**THE REQUEST**:
Return the listing below word for word.

____________

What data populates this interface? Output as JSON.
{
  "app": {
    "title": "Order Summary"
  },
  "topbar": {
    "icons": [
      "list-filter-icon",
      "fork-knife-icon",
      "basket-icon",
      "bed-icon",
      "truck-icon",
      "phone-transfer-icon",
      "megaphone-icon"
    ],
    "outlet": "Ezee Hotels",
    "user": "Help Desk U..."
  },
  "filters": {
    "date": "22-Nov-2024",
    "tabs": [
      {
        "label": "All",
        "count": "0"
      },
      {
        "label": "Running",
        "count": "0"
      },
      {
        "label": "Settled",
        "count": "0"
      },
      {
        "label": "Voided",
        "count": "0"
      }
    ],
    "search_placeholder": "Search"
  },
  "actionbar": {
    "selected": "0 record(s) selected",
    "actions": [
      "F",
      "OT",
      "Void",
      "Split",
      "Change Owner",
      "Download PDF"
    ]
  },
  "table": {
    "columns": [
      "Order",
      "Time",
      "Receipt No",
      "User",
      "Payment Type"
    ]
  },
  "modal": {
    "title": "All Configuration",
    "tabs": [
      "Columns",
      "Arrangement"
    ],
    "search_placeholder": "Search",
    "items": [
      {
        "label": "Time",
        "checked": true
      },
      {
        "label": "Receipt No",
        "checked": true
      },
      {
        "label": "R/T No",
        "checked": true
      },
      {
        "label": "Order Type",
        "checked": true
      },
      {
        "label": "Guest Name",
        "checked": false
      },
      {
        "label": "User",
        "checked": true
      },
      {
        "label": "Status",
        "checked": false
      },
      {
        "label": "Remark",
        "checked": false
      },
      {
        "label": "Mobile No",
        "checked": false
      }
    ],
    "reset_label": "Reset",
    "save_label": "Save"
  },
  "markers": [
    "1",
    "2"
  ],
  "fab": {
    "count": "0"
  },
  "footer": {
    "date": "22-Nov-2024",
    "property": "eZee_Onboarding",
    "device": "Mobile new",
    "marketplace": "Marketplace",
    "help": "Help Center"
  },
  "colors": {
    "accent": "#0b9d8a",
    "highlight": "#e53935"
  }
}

____________

**SOLUTION TO THIS EXERCISE**:
What data populates this interface? Output as JSON.
{
  "app": {
    "title": "Order Summary"
  },
  "topbar": {
    "icons": [
      "list-filter-icon",
      "fork-knife-icon",
      "basket-icon",
      "bed-icon",
      "truck-icon",
      "phone-transfer-icon",
      "megaphone-icon"
    ],
    "outlet": "Ezee Hotels",
    "user": "Help Desk U..."
  },
  "filters": {
    "date": "22-Nov-2024",
    "tabs": [
      {
        "label": "All",
        "count": "0"
      },
      {
        "label": "Running",
        "count": "0"
      },
      {
        "label": "Settled",
        "count": "0"
      },
      {
        "label": "Voided",
        "count": "0"
      }
    ],
    "search_placeholder": "Search"
  },
  "actionbar": {
    "selected": "0 record(s) selected",
    "actions": [
      "F",
      "OT",
      "Void",
      "Split",
      "Change Owner",
      "Download PDF"
    ]
  },
  "table": {
    "columns": [
      "Order",
      "Time",
      "Receipt No",
      "User",
      "Payment Type"
    ]
  },
  "modal": {
    "title": "All Configuration",
    "tabs": [
      "Columns",
      "Arrangement"
    ],
    "search_placeholder": "Search",
    "items": [
      {
        "label": "Time",
        "checked": true
      },
      {
        "label": "Receipt No",
        "checked": true
      },
      {
        "label": "R/T No",
        "checked": true
      },
      {
        "label": "Order Type",
        "checked": true
      },
      {
        "label": "Guest Name",
        "checked": false
      },
      {
        "label": "User",
        "checked": true
      },
      {
        "label": "Status",
        "checked": false
      },
      {
        "label": "Remark",
        "checked": false
      },
      {
        "label": "Mobile No",
        "checked": false
      }
    ],
    "reset_label": "Reset",
    "save_label": "Save"
  },
  "markers": [
    "1",
    "2"
  ],
  "fab": {
    "count": "0"
  },
  "footer": {
    "date": "22-Nov-2024",
    "property": "eZee_Onboarding",
    "device": "Mobile new",
    "marketplace": "Marketplace",
    "help": "Help Center"
  },
  "colors": {
    "accent": "#0b9d8a",
    "highlight": "#e53935"
  }
}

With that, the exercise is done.